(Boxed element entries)

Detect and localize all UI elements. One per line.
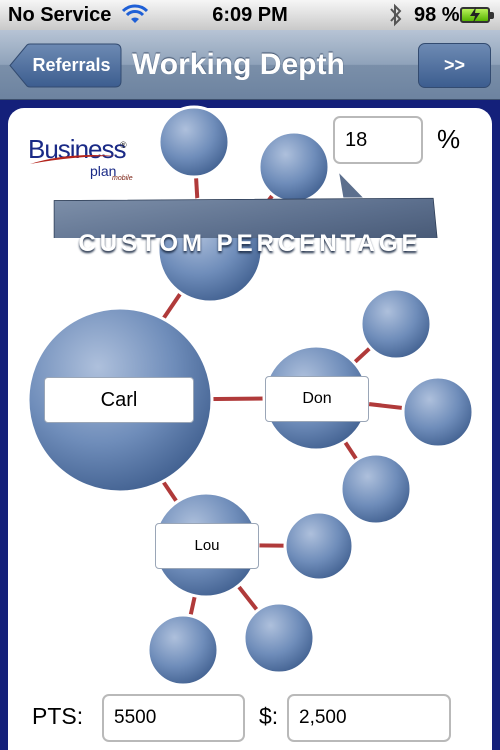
node-name-carl[interactable]: Carl [44, 377, 194, 423]
referral-bubble-diagram [26, 105, 475, 687]
dollars-label: $: [259, 703, 279, 729]
bubble-node[interactable] [359, 287, 433, 361]
points-label: PTS: [32, 703, 84, 729]
node-name-lou[interactable]: Lou [155, 523, 259, 569]
dollars-input[interactable]: 2,500 [287, 694, 451, 742]
bubble-node[interactable] [283, 510, 355, 582]
bubble-node[interactable] [339, 452, 413, 526]
bubble-node[interactable] [401, 375, 475, 449]
bubble-node[interactable] [242, 601, 316, 675]
bubble-node[interactable] [146, 613, 220, 687]
node-name-don[interactable]: Don [265, 376, 369, 422]
app-screen: No Service 6:09 PM 98 % Referrals Workin… [0, 0, 500, 750]
custom-percentage-label: CUSTOM PERCENTAGE [78, 230, 422, 257]
points-input[interactable]: 5500 [102, 694, 245, 742]
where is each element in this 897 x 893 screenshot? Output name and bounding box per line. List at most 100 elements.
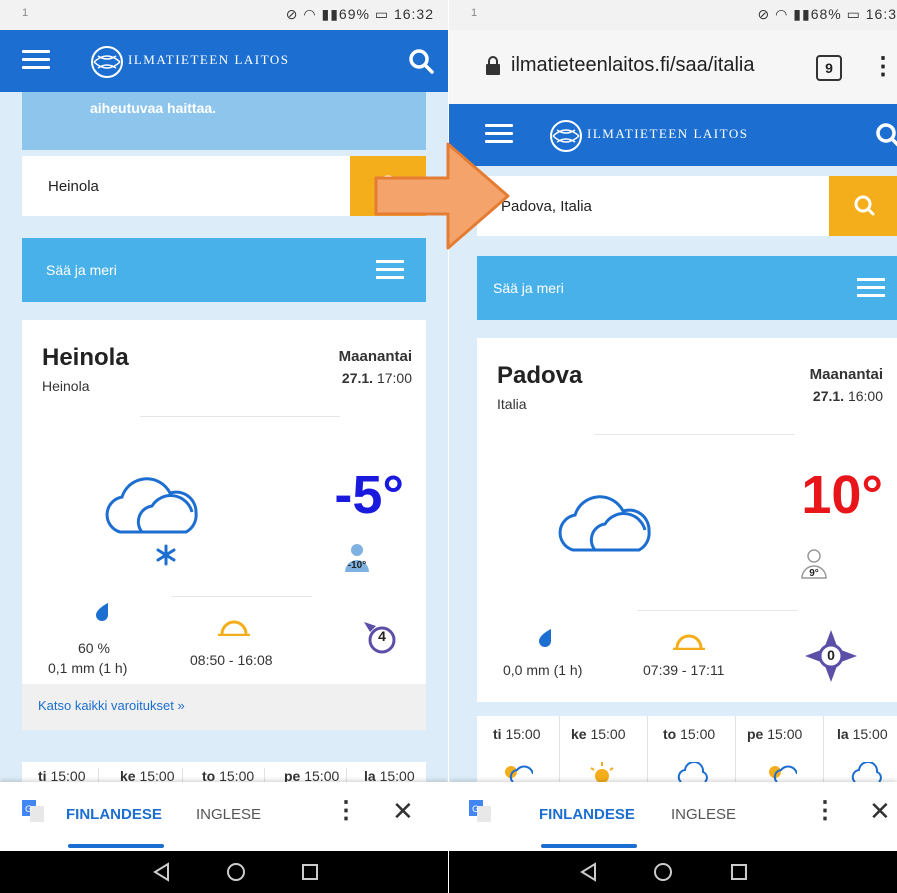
location-search-button[interactable] bbox=[829, 176, 897, 236]
battery-percent: 69% bbox=[338, 6, 370, 22]
section-menu-bar[interactable]: Sää ja meri bbox=[22, 238, 426, 302]
address-bar-url[interactable]: ilmatieteenlaitos.fi/saa/italia bbox=[511, 54, 754, 77]
fmi-logo-icon bbox=[550, 120, 582, 152]
mute-icon: ⊘ bbox=[285, 6, 299, 22]
cloud-snow-icon bbox=[105, 477, 198, 566]
raindrop-icon bbox=[539, 629, 551, 647]
partly-cloudy-icon bbox=[505, 765, 533, 782]
forecast-day: ti bbox=[38, 768, 47, 782]
translate-target-language[interactable]: INGLESE bbox=[196, 806, 261, 823]
back-icon[interactable] bbox=[579, 862, 599, 882]
forecast-item[interactable]: to 15:00 bbox=[649, 716, 736, 782]
forecast-time: 15:00 bbox=[852, 726, 888, 742]
menu-lines-icon[interactable] bbox=[376, 260, 404, 280]
location-search-input[interactable] bbox=[477, 176, 821, 236]
forecast-item[interactable]: pe 15:00 bbox=[737, 716, 824, 782]
forecast-item[interactable]: to 15:00 bbox=[202, 768, 265, 782]
forecast-day: to bbox=[663, 726, 677, 742]
divider bbox=[637, 610, 797, 611]
sun-icon bbox=[590, 762, 614, 782]
forecast-item[interactable]: la 15:00 bbox=[825, 716, 897, 782]
translate-more-icon[interactable]: ⋮ bbox=[813, 796, 837, 825]
hamburger-menu-icon[interactable] bbox=[22, 50, 50, 70]
forecast-time: 15:00 bbox=[139, 768, 175, 782]
feels-like-value: 9° bbox=[809, 568, 819, 579]
notice-banner: aiheutuvaa haittaa. bbox=[22, 92, 426, 150]
recents-icon[interactable] bbox=[729, 862, 749, 882]
forecast-item[interactable]: ke 15:00 bbox=[561, 716, 648, 782]
location-search-input[interactable] bbox=[22, 156, 368, 216]
sun-times: 08:50 - 16:08 bbox=[190, 652, 273, 668]
banner-text: aiheutuvaa haittaa. bbox=[90, 100, 217, 116]
time: 17:00 bbox=[376, 370, 412, 386]
status-icons: ⊘ ◠ ▮▮68% ▭ 16:3 bbox=[758, 6, 897, 23]
forecast-day: pe bbox=[747, 726, 764, 742]
translate-target-language[interactable]: INGLESE bbox=[671, 806, 736, 823]
translate-source-language[interactable]: FINLANDESE bbox=[66, 806, 162, 823]
section-menu-label: Sää ja meri bbox=[46, 262, 117, 278]
forecast-item[interactable]: la 15:00 bbox=[364, 768, 426, 782]
svg-text:G: G bbox=[25, 805, 32, 815]
forecast-strip: ti 15:00 ke 15:00 to 15:00 pe 15:00 la 1… bbox=[477, 716, 897, 782]
forecast-day: to bbox=[202, 768, 216, 782]
translate-source-language[interactable]: FINLANDESE bbox=[539, 806, 635, 823]
android-nav-bar bbox=[449, 851, 897, 893]
wind-speed: 0 bbox=[827, 647, 835, 663]
forecast-time: 15:00 bbox=[680, 726, 716, 742]
forecast-item[interactable]: ti 15:00 bbox=[477, 716, 560, 782]
clock: 16:3 bbox=[865, 6, 897, 22]
forecast-time: 15:00 bbox=[379, 768, 415, 782]
battery-icon: ▭ bbox=[846, 6, 861, 22]
brand-name: ILMATIETEEN LAITOS bbox=[128, 52, 290, 67]
forecast-item[interactable]: pe 15:00 bbox=[284, 768, 347, 782]
brand-name: ILMATIETEEN LAITOS bbox=[587, 126, 749, 141]
forecast-strip: ti 15:00 ke 15:00 to 15:00 pe 15:00 la 1… bbox=[22, 762, 426, 782]
forecast-item[interactable]: ke 15:00 bbox=[120, 768, 183, 782]
divider bbox=[140, 416, 340, 417]
sim-indicator: 1 bbox=[471, 7, 478, 19]
forecast-day: ti bbox=[493, 726, 502, 742]
forecast-time: 15:00 bbox=[590, 726, 626, 742]
section-menu-bar[interactable]: Sää ja meri bbox=[477, 256, 897, 320]
google-translate-icon[interactable]: G bbox=[469, 800, 491, 822]
signal-icon: ▮▮ bbox=[321, 6, 339, 22]
menu-lines-icon[interactable] bbox=[857, 278, 885, 298]
home-icon[interactable] bbox=[653, 862, 673, 882]
precip-amount: 0,0 mm (1 h) bbox=[503, 662, 583, 678]
android-nav-bar bbox=[0, 851, 448, 893]
forecast-day: la bbox=[837, 726, 849, 742]
search-icon[interactable] bbox=[875, 122, 897, 148]
precip-amount: 0,1 mm (1 h) bbox=[48, 660, 128, 676]
battery-icon: ▭ bbox=[374, 6, 390, 22]
translate-more-icon[interactable]: ⋮ bbox=[334, 796, 358, 825]
clock: 16:32 bbox=[393, 6, 434, 22]
browser-menu-icon[interactable]: ⋮ bbox=[871, 52, 895, 81]
location-search bbox=[477, 176, 897, 236]
place-region: Heinola bbox=[42, 378, 90, 394]
weather-card: Padova Italia Maanantai 27.1. 16:00 10° … bbox=[477, 338, 897, 702]
google-translate-icon[interactable]: G bbox=[22, 800, 44, 822]
forecast-time: 15:00 bbox=[767, 726, 803, 742]
weather-card: Heinola Heinola Maanantai 27.1. 17:00 -5… bbox=[22, 320, 426, 684]
forecast-time: 15:00 bbox=[505, 726, 541, 742]
home-icon[interactable] bbox=[226, 862, 246, 882]
forecast-item[interactable]: ti 15:00 bbox=[38, 768, 99, 782]
tab-count-button[interactable]: 9 bbox=[816, 55, 842, 81]
warnings-link[interactable]: Katso kaikki varoitukset » bbox=[38, 698, 185, 713]
section-menu-label: Sää ja meri bbox=[493, 280, 564, 296]
recents-icon[interactable] bbox=[300, 862, 320, 882]
back-icon[interactable] bbox=[152, 862, 172, 882]
date-time: 27.1. 16:00 bbox=[813, 388, 883, 404]
cloud-icon bbox=[558, 495, 651, 552]
weekday: Maanantai bbox=[338, 348, 412, 365]
sunrise-sunset-icon bbox=[218, 620, 250, 636]
status-bar: 1 ⊘ ◠ ▮▮68% ▭ 16:3 bbox=[449, 0, 897, 30]
forecast-day: ke bbox=[120, 768, 136, 782]
forecast-time: 15:00 bbox=[219, 768, 255, 782]
cloud-icon bbox=[677, 762, 708, 782]
search-icon[interactable] bbox=[408, 48, 434, 74]
date: 27.1. bbox=[341, 370, 374, 386]
translate-close-icon[interactable]: ✕ bbox=[869, 796, 891, 827]
translate-close-icon[interactable]: ✕ bbox=[392, 796, 414, 827]
status-icons: ⊘ ◠ ▮▮69% ▭ 16:32 bbox=[286, 6, 434, 23]
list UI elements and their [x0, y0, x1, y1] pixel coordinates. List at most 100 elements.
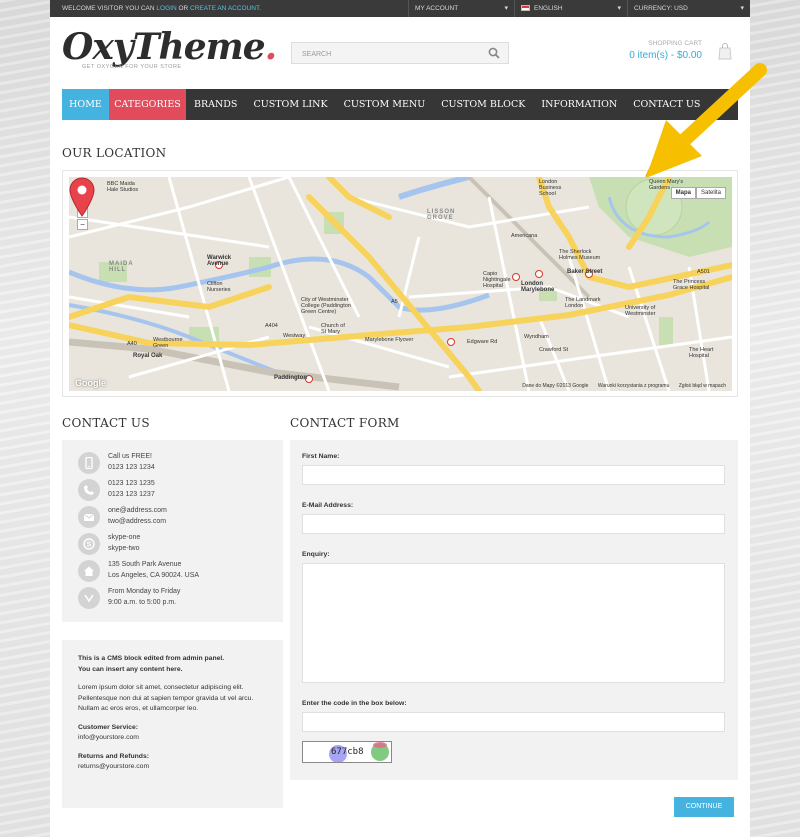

## Exercise task
Starting with the line that contains "node-name-carl[interactable]: Carl [44, 377, 194, 423]" and going on through the line that contains "where is each", rewrite those lines with "bubble-node" renamed to "circle-node" and everything else left the same.

## Expected output
node-name-carl[interactable]: Carl [44, 377, 194, 423]
referral-bubble-diagram [26, 105, 475, 687]
dollars-label: $: [259, 703, 279, 729]
circle-node[interactable] [359, 287, 433, 361]
points-label: PTS: [32, 703, 84, 729]
node-name-lou[interactable]: Lou [155, 523, 259, 569]
dollars-input[interactable]: 2,500 [287, 694, 451, 742]
circle-node[interactable] [283, 510, 355, 582]
circle-node[interactable] [339, 452, 413, 526]
circle-node[interactable] [401, 375, 475, 449]
circle-node[interactable] [242, 601, 316, 675]
circle-node[interactable] [146, 613, 220, 687]
node-name-don[interactable]: Don [265, 376, 369, 422]
app-screen: No Service 6:09 PM 98 % Referrals Workin… [0, 0, 500, 750]
custom-percentage-label: CUSTOM PERCENTAGE [78, 230, 422, 257]
points-input[interactable]: 5500 [102, 694, 245, 742]
where is each element in this 897 x 893 screenshot? Output name and bounding box per line. List at most 100 elements.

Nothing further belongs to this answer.